### Work to be completed
Copy each line of the records that holds the string "henkeä".

··· Dataset content

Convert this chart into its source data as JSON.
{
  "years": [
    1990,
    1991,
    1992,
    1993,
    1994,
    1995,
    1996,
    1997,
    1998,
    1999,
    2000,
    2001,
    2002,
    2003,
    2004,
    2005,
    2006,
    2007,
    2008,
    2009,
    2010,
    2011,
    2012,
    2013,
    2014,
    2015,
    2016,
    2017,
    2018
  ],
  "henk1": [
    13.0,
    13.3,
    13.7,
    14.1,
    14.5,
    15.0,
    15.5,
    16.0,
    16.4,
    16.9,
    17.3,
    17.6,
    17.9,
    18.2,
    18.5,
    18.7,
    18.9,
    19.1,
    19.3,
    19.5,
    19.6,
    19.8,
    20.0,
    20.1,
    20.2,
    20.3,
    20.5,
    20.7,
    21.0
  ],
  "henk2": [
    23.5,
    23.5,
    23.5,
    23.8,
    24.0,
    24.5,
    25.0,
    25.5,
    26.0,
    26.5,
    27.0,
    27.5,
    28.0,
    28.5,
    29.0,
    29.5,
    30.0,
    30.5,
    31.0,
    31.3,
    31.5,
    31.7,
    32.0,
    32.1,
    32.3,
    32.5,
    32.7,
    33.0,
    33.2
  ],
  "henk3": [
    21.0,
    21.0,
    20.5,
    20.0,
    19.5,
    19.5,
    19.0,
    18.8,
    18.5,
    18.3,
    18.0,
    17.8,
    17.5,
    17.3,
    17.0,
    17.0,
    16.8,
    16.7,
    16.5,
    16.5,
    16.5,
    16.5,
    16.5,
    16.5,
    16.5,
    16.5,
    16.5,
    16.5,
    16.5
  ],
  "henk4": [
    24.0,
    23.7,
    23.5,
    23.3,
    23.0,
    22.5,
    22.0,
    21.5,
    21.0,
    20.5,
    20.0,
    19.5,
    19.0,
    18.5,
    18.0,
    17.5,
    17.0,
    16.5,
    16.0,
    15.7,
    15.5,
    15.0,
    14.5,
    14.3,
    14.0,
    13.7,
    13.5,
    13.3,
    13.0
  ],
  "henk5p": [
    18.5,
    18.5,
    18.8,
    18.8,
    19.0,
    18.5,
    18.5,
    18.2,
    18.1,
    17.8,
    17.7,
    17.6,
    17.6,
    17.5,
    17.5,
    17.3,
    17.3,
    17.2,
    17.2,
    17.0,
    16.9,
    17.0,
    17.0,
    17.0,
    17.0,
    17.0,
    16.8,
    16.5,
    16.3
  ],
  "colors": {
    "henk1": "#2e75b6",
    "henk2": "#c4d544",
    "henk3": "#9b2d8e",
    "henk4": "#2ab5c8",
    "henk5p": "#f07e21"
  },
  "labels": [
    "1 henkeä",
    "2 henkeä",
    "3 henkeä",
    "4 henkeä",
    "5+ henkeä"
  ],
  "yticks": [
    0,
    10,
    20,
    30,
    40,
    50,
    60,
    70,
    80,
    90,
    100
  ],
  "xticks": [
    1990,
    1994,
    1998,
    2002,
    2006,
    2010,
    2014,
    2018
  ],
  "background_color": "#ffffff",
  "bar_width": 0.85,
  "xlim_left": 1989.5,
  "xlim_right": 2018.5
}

······

### Expected answer
    "1 henkeä",
    "2 henkeä",
    "3 henkeä",
    "4 henkeä",
    "5+ henkeä"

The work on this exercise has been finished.